CHALLENGE => Leave every picture out and write out the records below exactly.

THE INPUT =>

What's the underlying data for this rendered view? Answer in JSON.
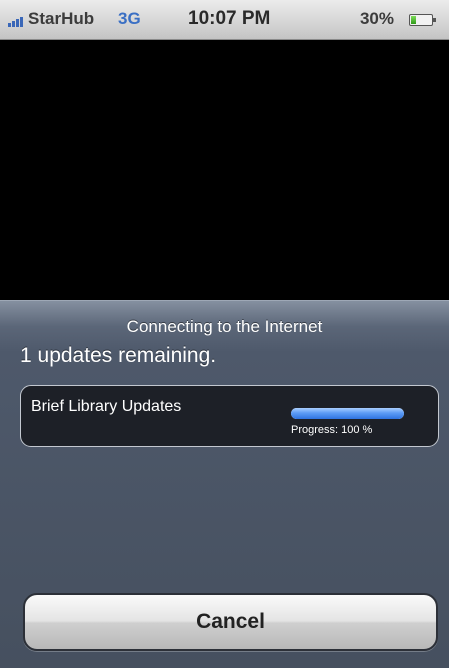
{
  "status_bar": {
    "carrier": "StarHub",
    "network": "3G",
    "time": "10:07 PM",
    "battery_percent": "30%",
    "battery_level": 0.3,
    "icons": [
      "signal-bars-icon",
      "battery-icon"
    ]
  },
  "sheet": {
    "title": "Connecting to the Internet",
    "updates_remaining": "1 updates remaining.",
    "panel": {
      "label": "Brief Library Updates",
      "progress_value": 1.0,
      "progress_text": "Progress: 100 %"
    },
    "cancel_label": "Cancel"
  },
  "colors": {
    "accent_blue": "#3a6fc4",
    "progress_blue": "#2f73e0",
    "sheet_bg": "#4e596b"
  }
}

THE ANSWER =>
What's the underlying data for this rendered view? Answer in JSON.
{
  "status_bar": {
    "carrier": "StarHub",
    "network": "3G",
    "time": "10:07 PM",
    "battery_percent": "30%",
    "battery_level": 0.3,
    "icons": [
      "signal-bars-icon",
      "battery-icon"
    ]
  },
  "sheet": {
    "title": "Connecting to the Internet",
    "updates_remaining": "1 updates remaining.",
    "panel": {
      "label": "Brief Library Updates",
      "progress_value": 1.0,
      "progress_text": "Progress: 100 %"
    },
    "cancel_label": "Cancel"
  },
  "colors": {
    "accent_blue": "#3a6fc4",
    "progress_blue": "#2f73e0",
    "sheet_bg": "#4e596b"
  }
}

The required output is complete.